### What is asked
Your copy should contain exactly the lines from the one that holds "Serialize everything readable" through the end of the material, reproduced as written, with no pictures.

= = = = =

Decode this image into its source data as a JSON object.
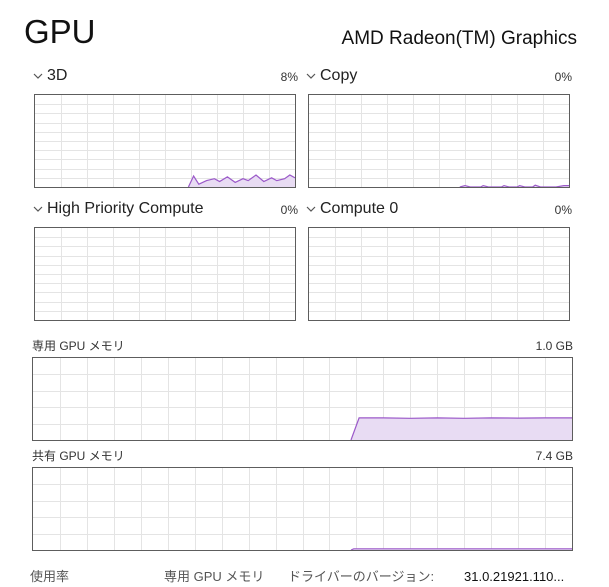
{
  "header": {
    "title": "GPU",
    "gpu_name": "AMD Radeon(TM) Graphics"
  },
  "engines": [
    {
      "label": "3D",
      "percent": "8%",
      "series": [
        0,
        0,
        0,
        0,
        0,
        0,
        0,
        0,
        0,
        0,
        0,
        0,
        0,
        0,
        0,
        0,
        0,
        0,
        0,
        0,
        0,
        0,
        0,
        0,
        0,
        0,
        0,
        0,
        0,
        0,
        0,
        0,
        0,
        0,
        0,
        0,
        0,
        0,
        0,
        0,
        0,
        0,
        0,
        0,
        0,
        0,
        0,
        0,
        0,
        0,
        0,
        0,
        0,
        0,
        0,
        0,
        0,
        0,
        0,
        0,
        0,
        0,
        0,
        0,
        0,
        0,
        0,
        0,
        0,
        0,
        0,
        0,
        0,
        0,
        0,
        0,
        0,
        0,
        0,
        0,
        0,
        0,
        0,
        0,
        0,
        0,
        0,
        0,
        0,
        0,
        0,
        0,
        0,
        0,
        0,
        0,
        0,
        0,
        0,
        0,
        0,
        0,
        0,
        0,
        0,
        0,
        0,
        0,
        0,
        0,
        0,
        0,
        0,
        0,
        0,
        0,
        0,
        0,
        0,
        0,
        0,
        0,
        0,
        0,
        0,
        0,
        0,
        0,
        0,
        0,
        0,
        0,
        0,
        0,
        0,
        0,
        0,
        0,
        0,
        0,
        0,
        0,
        0,
        0,
        0,
        0,
        0,
        0,
        0,
        0,
        0,
        0,
        0,
        0,
        0,
        0,
        0,
        0,
        0,
        0,
        0,
        0,
        0,
        0,
        0,
        0,
        0,
        0,
        0,
        0,
        0,
        0,
        0,
        0,
        0,
        0,
        0,
        0,
        0,
        0,
        0,
        0,
        0,
        0,
        0,
        0,
        0,
        0,
        0,
        0,
        0,
        0,
        0,
        0,
        0,
        0,
        0,
        0,
        0,
        0,
        0,
        0,
        0,
        0,
        0,
        0,
        0,
        0,
        0,
        0,
        0,
        0,
        0,
        0,
        0,
        0,
        0,
        0,
        0,
        0,
        0,
        0,
        0,
        0,
        0,
        0,
        0,
        0,
        0,
        0,
        0,
        0,
        0,
        0,
        0,
        0,
        0,
        0,
        0,
        0,
        0,
        0,
        0,
        0,
        0,
        0,
        0,
        0,
        0,
        0,
        0,
        0,
        0,
        0,
        0,
        0,
        0,
        0,
        0,
        0,
        0,
        0,
        0,
        0,
        0,
        0,
        0,
        0,
        0,
        0,
        0,
        0,
        0,
        0,
        0,
        0,
        0,
        0,
        0,
        0,
        0,
        0,
        0,
        0,
        0,
        0,
        0,
        0,
        0,
        0,
        0,
        0,
        0,
        0,
        0,
        0,
        0,
        0,
        0,
        0,
        0,
        0,
        0,
        0
      ]
    },
    {
      "label": "Copy",
      "percent": "0%"
    },
    {
      "label": "High Priority Compute",
      "percent": "0%"
    },
    {
      "label": "Compute 0",
      "percent": "0%"
    }
  ],
  "memory": [
    {
      "label": "専用 GPU メモリ",
      "max": "1.0 GB"
    },
    {
      "label": "共有 GPU メモリ",
      "max": "7.4 GB"
    }
  ],
  "stats": {
    "utilization_label": "使用率",
    "dedicated_label": "専用 GPU メモリ",
    "driver_label": "ドライバーのバージョン:",
    "driver_value": "31.0.21921.110..."
  },
  "chart_data": [
    {
      "type": "area",
      "name_ref": "3D",
      "ylim": [
        0,
        100
      ],
      "values": [
        0,
        0,
        0,
        0,
        0,
        0,
        0,
        0,
        0,
        0,
        0,
        0,
        0,
        0,
        0,
        0,
        0,
        0,
        0,
        0,
        0,
        0,
        0,
        0,
        0,
        0,
        0,
        0,
        0,
        0,
        0,
        0,
        0,
        0,
        0,
        0,
        0,
        0,
        0,
        0,
        0,
        0,
        0,
        0,
        0,
        0,
        0,
        0,
        0,
        0,
        0,
        0,
        0,
        0,
        0,
        0,
        0,
        0,
        0,
        0,
        0,
        0,
        0,
        0,
        0,
        0,
        0,
        0,
        0,
        0,
        0,
        0,
        0,
        0,
        0,
        0,
        0,
        0,
        0,
        0,
        0,
        0,
        0,
        0,
        0,
        0,
        0,
        0,
        0,
        0,
        0,
        0,
        0,
        0,
        0,
        0,
        0,
        0,
        0,
        0,
        0,
        0,
        0,
        0,
        0,
        0,
        0,
        0,
        0,
        0,
        0,
        0,
        0,
        0,
        0,
        0,
        0,
        0,
        0,
        0,
        0,
        0,
        0,
        0,
        0,
        0,
        0,
        0,
        0,
        0,
        0,
        0,
        0,
        0,
        0,
        0,
        0,
        0,
        0,
        0,
        0,
        0,
        0,
        0,
        0,
        0,
        0,
        0,
        0,
        0,
        0,
        0,
        0,
        0,
        0,
        0,
        0,
        0,
        0,
        0,
        0,
        0,
        0,
        0,
        0,
        0,
        0,
        0,
        0,
        0,
        0,
        0,
        0,
        0,
        0,
        0,
        0,
        0,
        0,
        0,
        0,
        0,
        0,
        0,
        0,
        0,
        0,
        0,
        0,
        0,
        0,
        0,
        0,
        0,
        0,
        0,
        0,
        0,
        0,
        0,
        0,
        0,
        0,
        0,
        0,
        0,
        0,
        0,
        0,
        0,
        0,
        0,
        0,
        0,
        0,
        0,
        0,
        0,
        0,
        0,
        0,
        0,
        0,
        0,
        0,
        0,
        0,
        0,
        0,
        0,
        0,
        0,
        0,
        0,
        0,
        0,
        0,
        0,
        0,
        0,
        0,
        0,
        0,
        0,
        0,
        0,
        0,
        0,
        0,
        0,
        0,
        0,
        0,
        0,
        0,
        0,
        0,
        0,
        0,
        0,
        0,
        0,
        0,
        0,
        0,
        0,
        0,
        0,
        0,
        0,
        0,
        0,
        0,
        0,
        0,
        0,
        0,
        0,
        0,
        0,
        0,
        0,
        0,
        0,
        0,
        0,
        0,
        0,
        0,
        0,
        0,
        0,
        0,
        0,
        0,
        0,
        0,
        0,
        0,
        0,
        0,
        0,
        0,
        0
      ]
    }
  ],
  "series": {
    "e3d": [
      0,
      0,
      0,
      0,
      0,
      0,
      0,
      0,
      0,
      0,
      0,
      0,
      0,
      0,
      0,
      0,
      0,
      0,
      0,
      0,
      0,
      0,
      0,
      0,
      0,
      0,
      0,
      0,
      0,
      0,
      0,
      0,
      0,
      0,
      0,
      0,
      0,
      0,
      0,
      0,
      0,
      0,
      0,
      0,
      0,
      0,
      0,
      0,
      0,
      0,
      0,
      0,
      0,
      0,
      0,
      0,
      0,
      0,
      0,
      0,
      0,
      0,
      0,
      0,
      0,
      0,
      0,
      0,
      0,
      0,
      0,
      0,
      0,
      0,
      0,
      0,
      0,
      0,
      0,
      0,
      0,
      0,
      0,
      0,
      0,
      0,
      0,
      0,
      0,
      0,
      0,
      0,
      0,
      0,
      0,
      0,
      0,
      0,
      0,
      0,
      0,
      0,
      0,
      0,
      0,
      0,
      0,
      0,
      0,
      0,
      0,
      0,
      0,
      0,
      0,
      0,
      0,
      0,
      0,
      0,
      0,
      0,
      0,
      0,
      0,
      0,
      0,
      0,
      0,
      0,
      0,
      0,
      0,
      0,
      0,
      0,
      0,
      0,
      0,
      0,
      0,
      0,
      0,
      0,
      0,
      0,
      0,
      0,
      0,
      0,
      0,
      0,
      0,
      0,
      0,
      0,
      0,
      0,
      0,
      0,
      0,
      0,
      0,
      0,
      0,
      0,
      0,
      0,
      0,
      0,
      0,
      0,
      0,
      0,
      0,
      0,
      0,
      0,
      0,
      0,
      0,
      0,
      0,
      0,
      0,
      0,
      0,
      0,
      0,
      0,
      0,
      0,
      0,
      0,
      0,
      0,
      0,
      0,
      0,
      0,
      0,
      0,
      0,
      0,
      0,
      0,
      0,
      0,
      0,
      0,
      0,
      0,
      0,
      0,
      0,
      0,
      0,
      0,
      0,
      0,
      0,
      0,
      0,
      0,
      0,
      0,
      0,
      0,
      0,
      0,
      0,
      0,
      0,
      0,
      0,
      0,
      0,
      0,
      0,
      0,
      0,
      0,
      0,
      0,
      0,
      0,
      0,
      0,
      0,
      0,
      0,
      0,
      0,
      0,
      0,
      0,
      0,
      0,
      0,
      0,
      0,
      0,
      0,
      0,
      0,
      0,
      0,
      0,
      0,
      0,
      0,
      0,
      0,
      0,
      0,
      0,
      0,
      0,
      0,
      0,
      0,
      0,
      0,
      0,
      0,
      0,
      0,
      0,
      0,
      0,
      0,
      0,
      0,
      0,
      0,
      0,
      0,
      0,
      0,
      0,
      0,
      0,
      0,
      0,
      0
    ]
  },
  "colors": {
    "line": "#9b59c9",
    "fill": "#e8dcf3",
    "grid": "#e4e4e4",
    "border": "#5d5d5d"
  }
}
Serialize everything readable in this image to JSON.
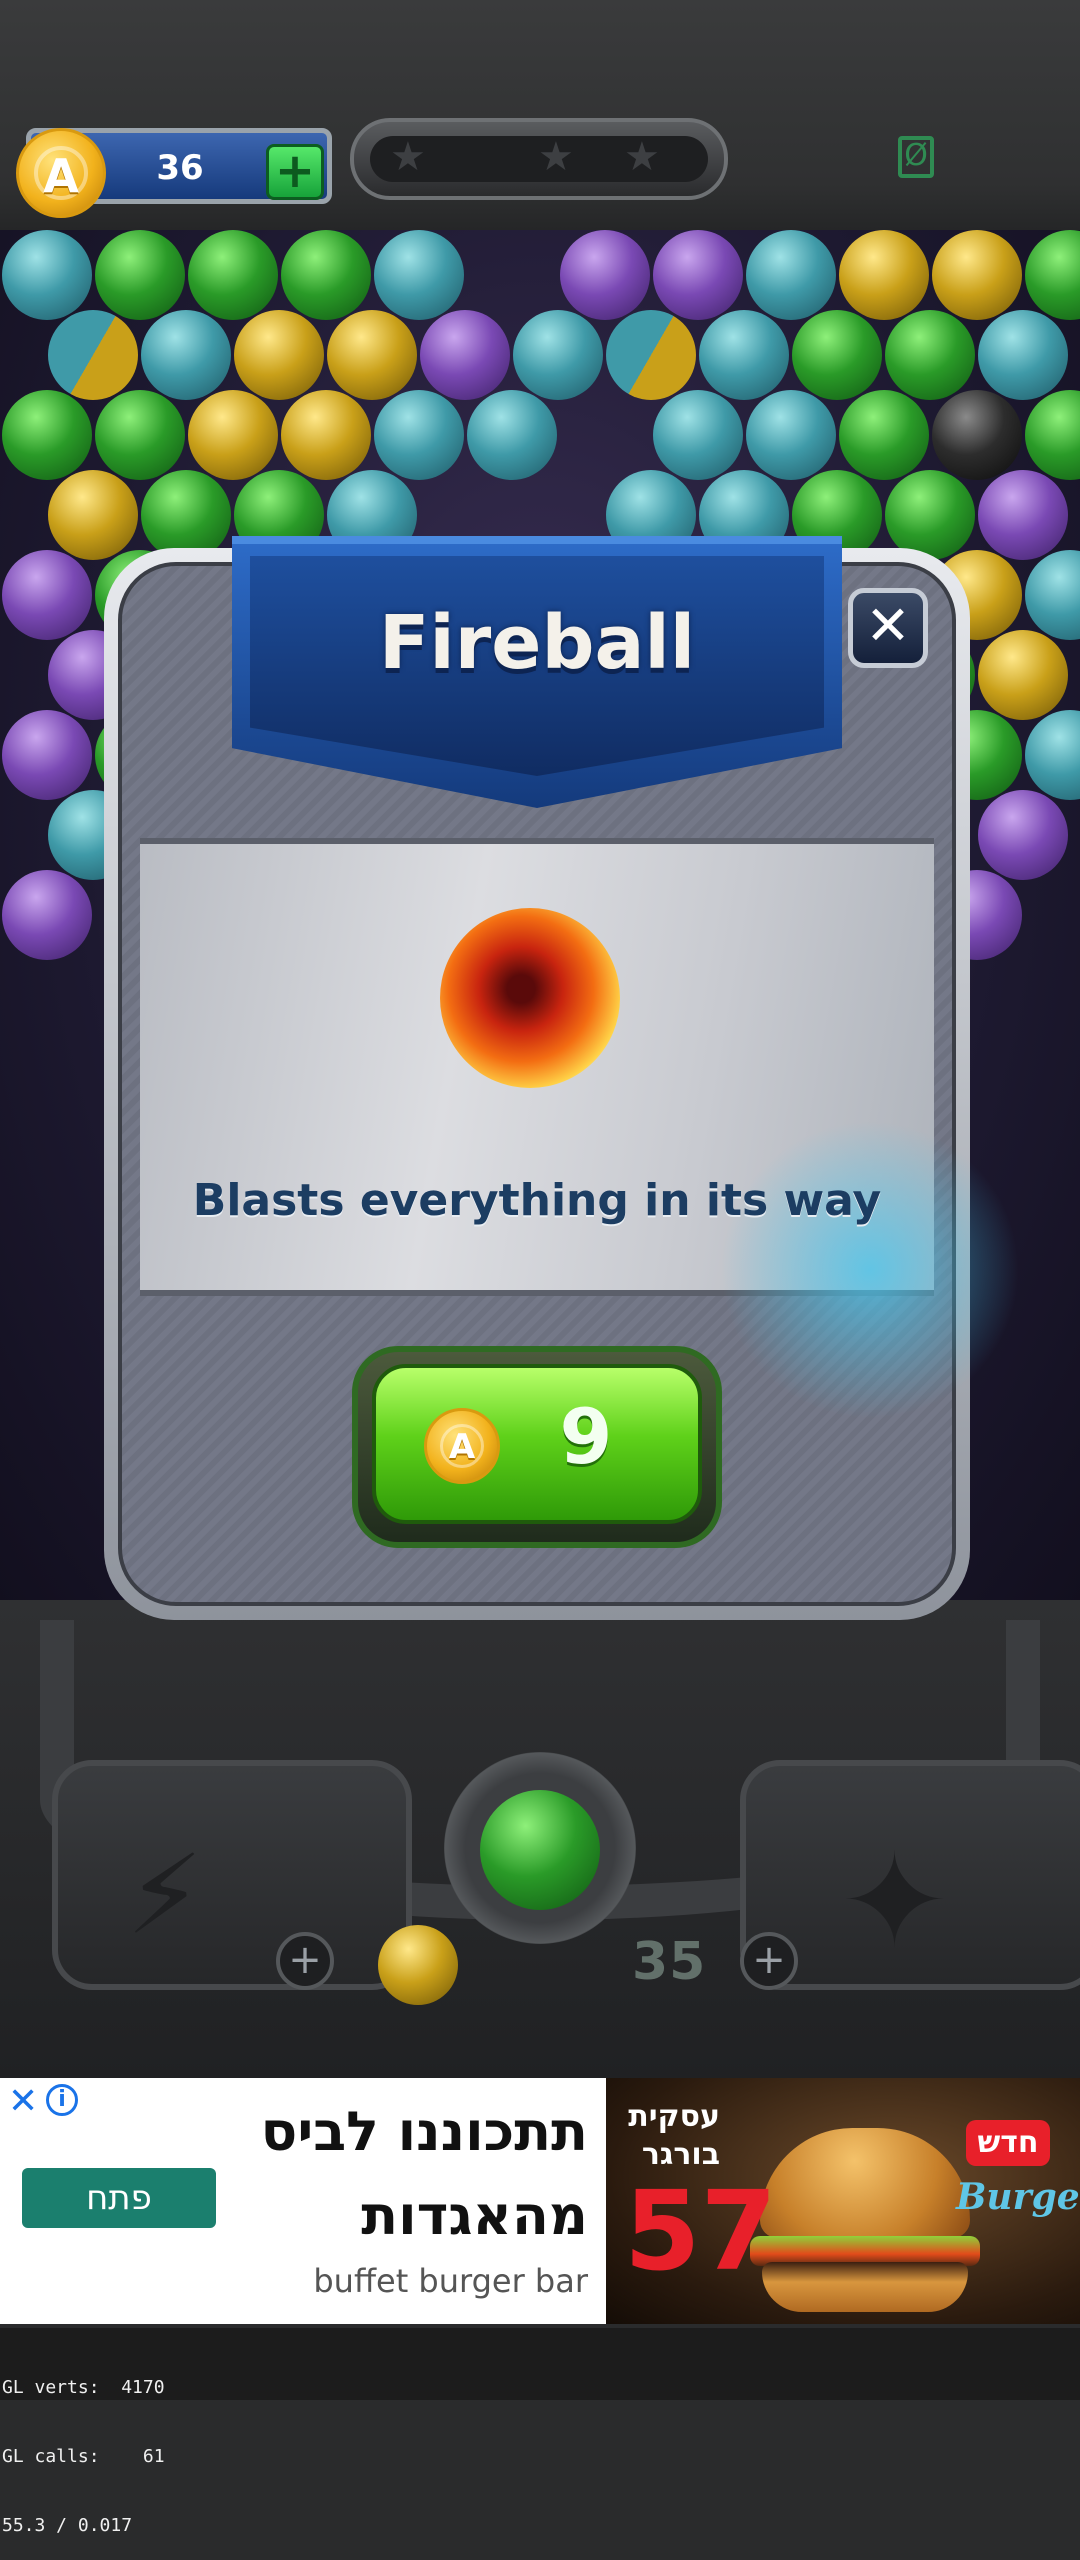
{
  "hud": {
    "coins": "36",
    "coin_symbol": "A",
    "add_coins_symbol": "+",
    "stars_earned": 0,
    "stars_total": 3,
    "star_glyph": "★",
    "pause_symbol": "Ø"
  },
  "modal": {
    "title": "Fireball",
    "description": "Blasts everything in its way",
    "close_symbol": "✕",
    "price": "9",
    "coin_symbol": "A"
  },
  "controls": {
    "shots_left": "35",
    "plus_symbol": "+",
    "lightning_icon": "⚡",
    "sparkle_icon": "✦"
  },
  "ad": {
    "close_symbol": "✕",
    "info_symbol": "i",
    "headline_line1": "תתכוננו לביס",
    "headline_line2": "מהאגדות",
    "cta": "פתח",
    "advertiser": "buffet burger bar",
    "image_text_line1": "עסקית",
    "image_text_line2": "בורגר",
    "image_price": "57",
    "image_badge": "חדש",
    "image_brand": "Burger"
  },
  "debug": {
    "line1": "GL verts:  4170",
    "line2": "GL calls:    61",
    "line3": "55.3 / 0.017"
  },
  "colors": {
    "coin_gold": "#f2b21c",
    "buy_green": "#5fd11a",
    "banner_blue": "#1e4f9e",
    "ad_cta": "#1b7f6e",
    "ad_price_red": "#e8202a"
  }
}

= = = = =

### Answer to this task
Serialize everything readable in this image to JSON.
{
  "hud": {
    "coins": "36",
    "coin_symbol": "A",
    "add_coins_symbol": "+",
    "stars_earned": 0,
    "stars_total": 3,
    "star_glyph": "★",
    "pause_symbol": "Ø"
  },
  "modal": {
    "title": "Fireball",
    "description": "Blasts everything in its way",
    "close_symbol": "✕",
    "price": "9",
    "coin_symbol": "A"
  },
  "controls": {
    "shots_left": "35",
    "plus_symbol": "+",
    "lightning_icon": "⚡",
    "sparkle_icon": "✦"
  },
  "ad": {
    "close_symbol": "✕",
    "info_symbol": "i",
    "headline_line1": "תתכוננו לביס",
    "headline_line2": "מהאגדות",
    "cta": "פתח",
    "advertiser": "buffet burger bar",
    "image_text_line1": "עסקית",
    "image_text_line2": "בורגר",
    "image_price": "57",
    "image_badge": "חדש",
    "image_brand": "Burger"
  },
  "debug": {
    "line1": "GL verts:  4170",
    "line2": "GL calls:    61",
    "line3": "55.3 / 0.017"
  },
  "colors": {
    "coin_gold": "#f2b21c",
    "buy_green": "#5fd11a",
    "banner_blue": "#1e4f9e",
    "ad_cta": "#1b7f6e",
    "ad_price_red": "#e8202a"
  }
}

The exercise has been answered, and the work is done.